* **Excerpt provided**
Let's create a new dataframe that shows the average rating and the number of ratings for each movie.

In [None]:
ratings_summary = df.groupby('title')['rating'].agg(['mean', 'count'])
ratings_summary.rename(columns={'mean': 'avg_rating', 'count': 'num_ratings'}, inplace=True)
ratings_summary.sort_values(by='num_ratings', ascending=False).head()

## 3. Creating the User-Item Matrix

**Theory:** To find correlations, we need our data in a specific format: a matrix where the rows are users, the columns are movies, and the values are the ratings. Most values in this matrix will be `NaN`, because a single user has only rated a few of the total movies.

In [None]:
movie_matrix = df.pivot_table(index='userId', columns='title', values='rating')
movie_matrix.head()

## 4. Building the Recommender

Now we can implement the logic.
1.  Choose a movie to get recommendations for (e.g., 'Toy Story (1995)').
2.  Grab the ratings for that movie from our matrix.
3.  Use the `.corrwith()` method to compute the pairwise correlation between that movie's ratings and all other movies' ratings.
4.  Clean up the result and join it with the number of ratings to filter out movies with too few reviews.

In [None]:
# Step 1 & 2: Get ratings for a specific movie
movie_user_ratings = movie_matrix['Toy Story (1995)']

# Step 3: Compute correlations
similar_to_movie = movie_matrix.corrwith(movie_user_ratings)

* **Raw data**
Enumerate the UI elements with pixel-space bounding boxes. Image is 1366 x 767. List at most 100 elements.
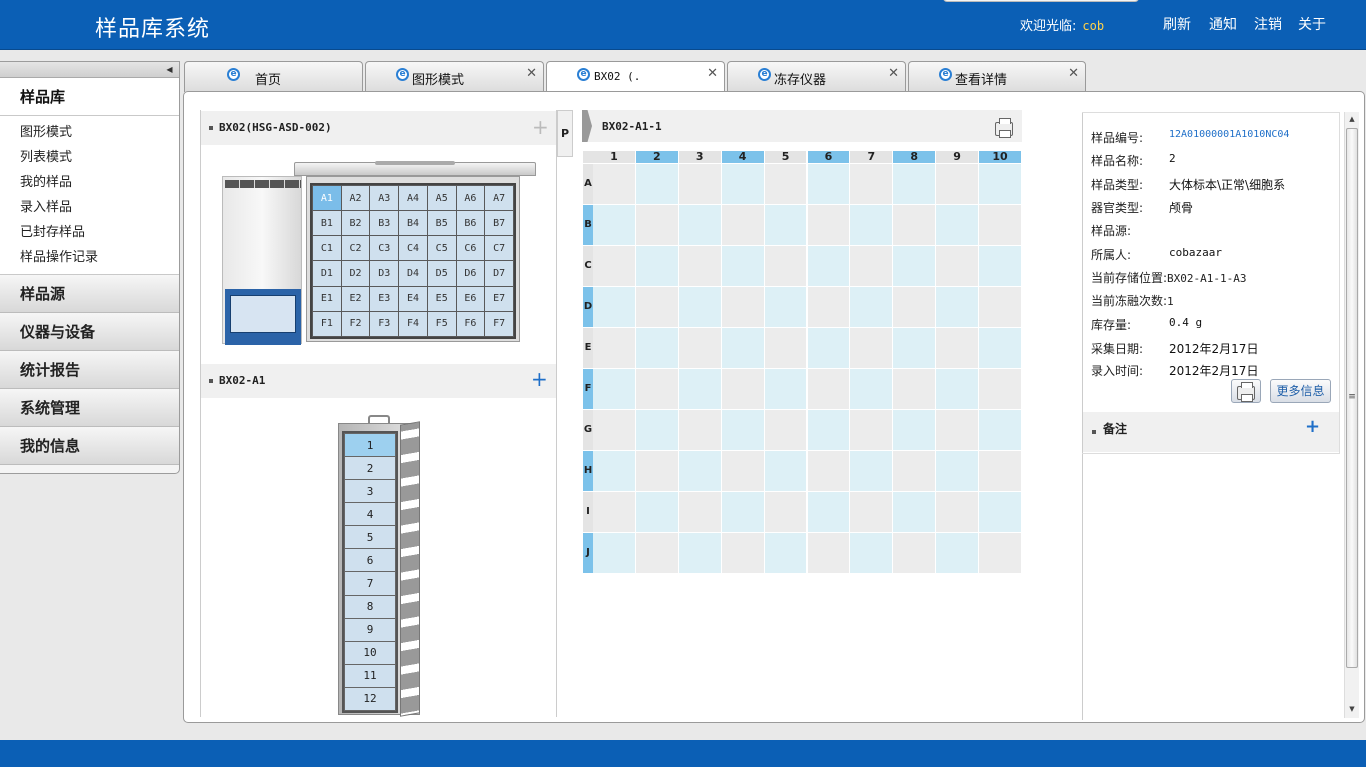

* **Tasks and exercises**
1) Answer these questions about the movie recommender notebook:
(a) After renaming, what are the two columns of the ratings summary called?
(b) In the user-item matrix, what do the rows, columns, and values represent?
(c) Which method computes the pairwise correlation between one movie's ratings and every other movie's ratings?
2) Which pandas methods are called in the code of the movie recommender notebook? Name each one once.
3) Carry on the movie recommender notebook from its last line of code.

* **Per-task answers**
1)
(a) `avg_rating` and `num_ratings`.
(b) The rows are users, the columns are movies, and the values are the ratings.
(c) The `.corrwith()` method.

2) groupby, agg, rename, sort_values, head, pivot_table, corrwith

3)
# Step 4: Clean up and join
corr_movie = pd.DataFrame(similar_to_movie, columns=['Correlation'])
corr_movie.dropna(inplace=True)
corr_movie = corr_movie.join(ratings_summary['num_ratings'])

# Filter out movies with less than 2 ratings and sort by correlation
recommendations = corr_movie[corr_movie['num_ratings'] > 1].sort_values('Correlation', ascending=False)

recommendations.head()

## 5. Conclusion

Success! We've built a simple but effective movie recommender. The output shows that users who liked 'Toy Story' also tended to give high ratings to 'Grumpier Old Men' and 'Heat'.

This project demonstrates how to manipulate data into a user-item matrix and apply correlation to find similar items, which is the foundation of many powerful recommender systems.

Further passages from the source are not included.